WHAT YOU HAVE TO DO —
Omit every picture, then give all the entries again exactly.

[Start]

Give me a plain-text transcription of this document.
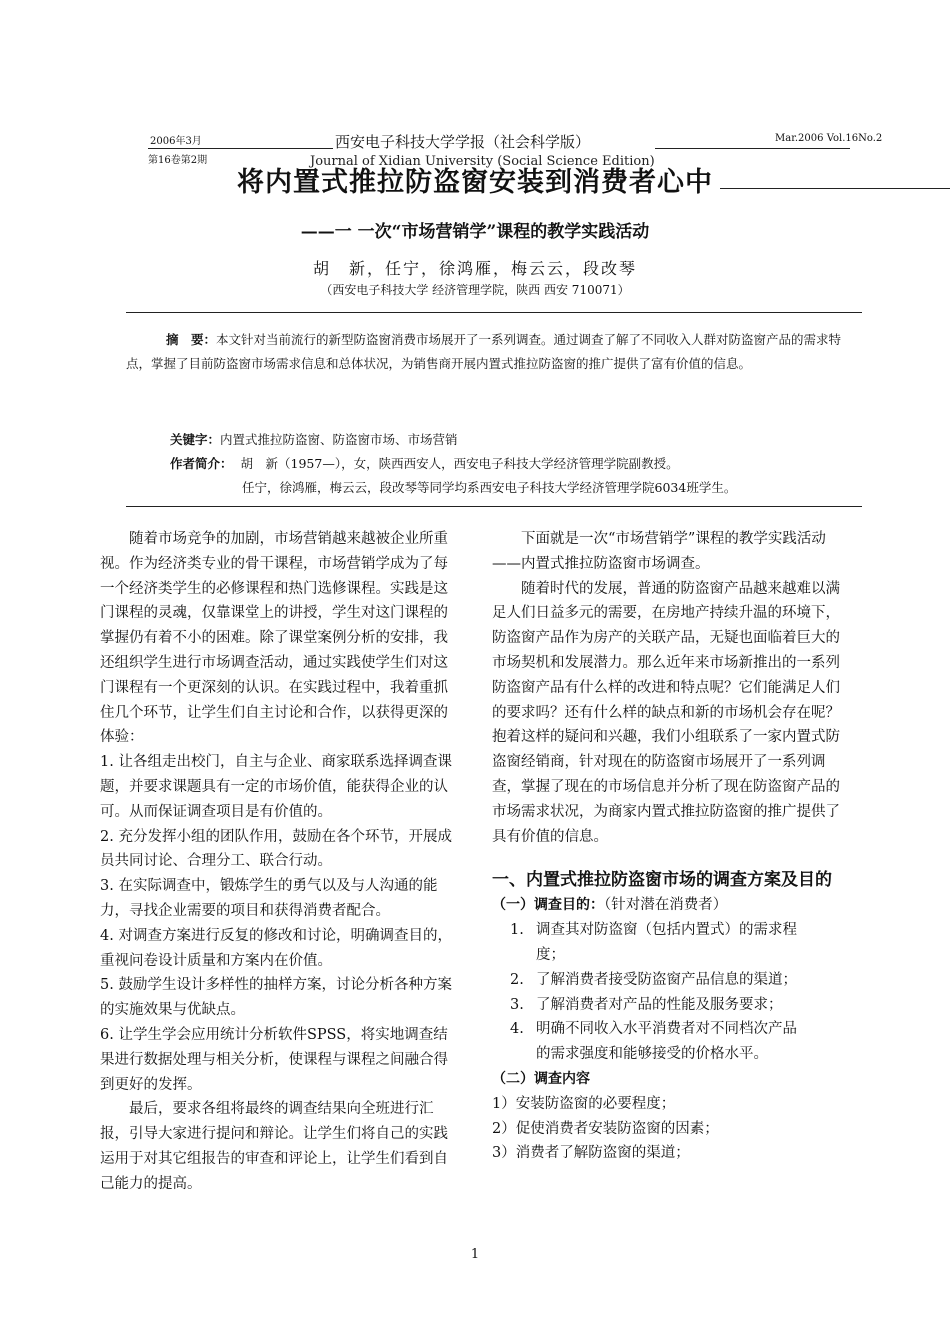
2006年3月
第16卷第2期
西安电子科技大学学报（社会科学版）
Journal of Xidian University (Social Science Edition)
Mar.2006 Vol.16No.2
将内置式推拉防盗窗安装到消费者心中
——一 一次“市场营销学”课程的教学实践活动
胡　新，任宁，徐鸿雁，梅云云，段改琴
（西安电子科技大学 经济管理学院，陕西 西安 710071）
摘　要：本文针对当前流行的新型防盗窗消费市场展开了一系列调查。通过调查了解了不同收入人群对防盗窗产品的需求特点，掌握了目前防盗窗市场需求信息和总体状况，为销售商开展内置式推拉防盗窗的推广提供了富有价值的信息。
关键字：内置式推拉防盗窗、防盗窗市场、市场营销
作者简介： 胡　新（1957—），女，陕西西安人，西安电子科技大学经济管理学院副教授。
任宁，徐鸿雁，梅云云，段改琴等同学均系西安电子科技大学经济管理学院6034班学生。

随着市场竞争的加剧，市场营销越来越被企业所重视。作为经济类专业的骨干课程，市场营销学成为了每一个经济类学生的必修课程和热门选修课程。实践是这门课程的灵魂，仅靠课堂上的讲授，学生对这门课程的掌握仍有着不小的困难。除了课堂案例分析的安排，我还组织学生进行市场调查活动，通过实践使学生们对这门课程有一个更深刻的认识。在实践过程中，我着重抓住几个环节，让学生们自主讨论和合作，以获得更深的体验：

1. 让各组走出校门，自主与企业、商家联系选择调查课题，并要求课题具有一定的市场价值，能获得企业的认可。从而保证调查项目是有价值的。

2. 充分发挥小组的团队作用，鼓励在各个环节，开展成员共同讨论、合理分工、联合行动。

3. 在实际调查中，锻炼学生的勇气以及与人沟通的能力，寻找企业需要的项目和获得消费者配合。

4. 对调查方案进行反复的修改和讨论，明确调查目的，重视问卷设计质量和方案内在价值。

5. 鼓励学生设计多样性的抽样方案，讨论分析各种方案的实施效果与优缺点。

6. 让学生学会应用统计分析软件SPSS，将实地调查结果进行数据处理与相关分析，使课程与课程之间融合得到更好的发挥。

最后，要求各组将最终的调查结果向全班进行汇报，引导大家进行提问和辩论。让学生们将自己的实践运用于对其它组报告的审查和评论上，让学生们看到自己能力的提高。

下面就是一次“市场营销学”课程的教学实践活动——内置式推拉防盗窗市场调查。

随着时代的发展，普通的防盗窗产品越来越难以满足人们日益多元的需要，在房地产持续升温的环境下，防盗窗产品作为房产的关联产品，无疑也面临着巨大的市场契机和发展潜力。那么近年来市场新推出的一系列防盗窗产品有什么样的改进和特点呢？它们能满足人们的要求吗？还有什么样的缺点和新的市场机会存在呢？抱着这样的疑问和兴趣，我们小组联系了一家内置式防盗窗经销商，针对现在的防盗窗市场展开了一系列调查，掌握了现在的市场信息并分析了现在防盗窗产品的市场需求状况，为商家内置式推拉防盗窗的推广提供了具有价值的信息。

一、内置式推拉防盗窗市场的调查方案及目的

（一）调查目的：（针对潜在消费者）

1. 调查其对防盗窗（包括内置式）的需求程
度；
2. 了解消费者接受防盗窗产品信息的渠道；
3. 了解消费者对产品的性能及服务要求；
4. 明确不同收入水平消费者对不同档次产品
的需求强度和能够接受的价格水平。

（二）调查内容

1）安装防盗窗的必要程度；

2）促使消费者安装防盗窗的因素；

3）消费者了解防盗窗的渠道；

1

[End]

EXERCISE RESULT —
Give me a plain-text transcription of this document.
2006年3月
第16卷第2期
西安电子科技大学学报（社会科学版）
Journal of Xidian University (Social Science Edition)
Mar.2006 Vol.16No.2
将内置式推拉防盗窗安装到消费者心中
——一 一次“市场营销学”课程的教学实践活动
胡　新，任宁，徐鸿雁，梅云云，段改琴
（西安电子科技大学 经济管理学院，陕西 西安 710071）
摘　要：本文针对当前流行的新型防盗窗消费市场展开了一系列调查。通过调查了解了不同收入人群对防盗窗产品的需求特点，掌握了目前防盗窗市场需求信息和总体状况，为销售商开展内置式推拉防盗窗的推广提供了富有价值的信息。
关键字：内置式推拉防盗窗、防盗窗市场、市场营销
作者简介： 胡　新（1957—），女，陕西西安人，西安电子科技大学经济管理学院副教授。
任宁，徐鸿雁，梅云云，段改琴等同学均系西安电子科技大学经济管理学院6034班学生。

随着市场竞争的加剧，市场营销越来越被企业所重视。作为经济类专业的骨干课程，市场营销学成为了每一个经济类学生的必修课程和热门选修课程。实践是这门课程的灵魂，仅靠课堂上的讲授，学生对这门课程的掌握仍有着不小的困难。除了课堂案例分析的安排，我还组织学生进行市场调查活动，通过实践使学生们对这门课程有一个更深刻的认识。在实践过程中，我着重抓住几个环节，让学生们自主讨论和合作，以获得更深的体验：

1. 让各组走出校门，自主与企业、商家联系选择调查课题，并要求课题具有一定的市场价值，能获得企业的认可。从而保证调查项目是有价值的。

2. 充分发挥小组的团队作用，鼓励在各个环节，开展成员共同讨论、合理分工、联合行动。

3. 在实际调查中，锻炼学生的勇气以及与人沟通的能力，寻找企业需要的项目和获得消费者配合。

4. 对调查方案进行反复的修改和讨论，明确调查目的，重视问卷设计质量和方案内在价值。

5. 鼓励学生设计多样性的抽样方案，讨论分析各种方案的实施效果与优缺点。

6. 让学生学会应用统计分析软件SPSS，将实地调查结果进行数据处理与相关分析，使课程与课程之间融合得到更好的发挥。

最后，要求各组将最终的调查结果向全班进行汇报，引导大家进行提问和辩论。让学生们将自己的实践运用于对其它组报告的审查和评论上，让学生们看到自己能力的提高。

下面就是一次“市场营销学”课程的教学实践活动——内置式推拉防盗窗市场调查。

随着时代的发展，普通的防盗窗产品越来越难以满足人们日益多元的需要，在房地产持续升温的环境下，防盗窗产品作为房产的关联产品，无疑也面临着巨大的市场契机和发展潜力。那么近年来市场新推出的一系列防盗窗产品有什么样的改进和特点呢？它们能满足人们的要求吗？还有什么样的缺点和新的市场机会存在呢？抱着这样的疑问和兴趣，我们小组联系了一家内置式防盗窗经销商，针对现在的防盗窗市场展开了一系列调查，掌握了现在的市场信息并分析了现在防盗窗产品的市场需求状况，为商家内置式推拉防盗窗的推广提供了具有价值的信息。

一、内置式推拉防盗窗市场的调查方案及目的

（一）调查目的：（针对潜在消费者）

1. 调查其对防盗窗（包括内置式）的需求程
度；
2. 了解消费者接受防盗窗产品信息的渠道；
3. 了解消费者对产品的性能及服务要求；
4. 明确不同收入水平消费者对不同档次产品
的需求强度和能够接受的价格水平。

（二）调查内容

1）安装防盗窗的必要程度；

2）促使消费者安装防盗窗的因素；

3）消费者了解防盗窗的渠道；

1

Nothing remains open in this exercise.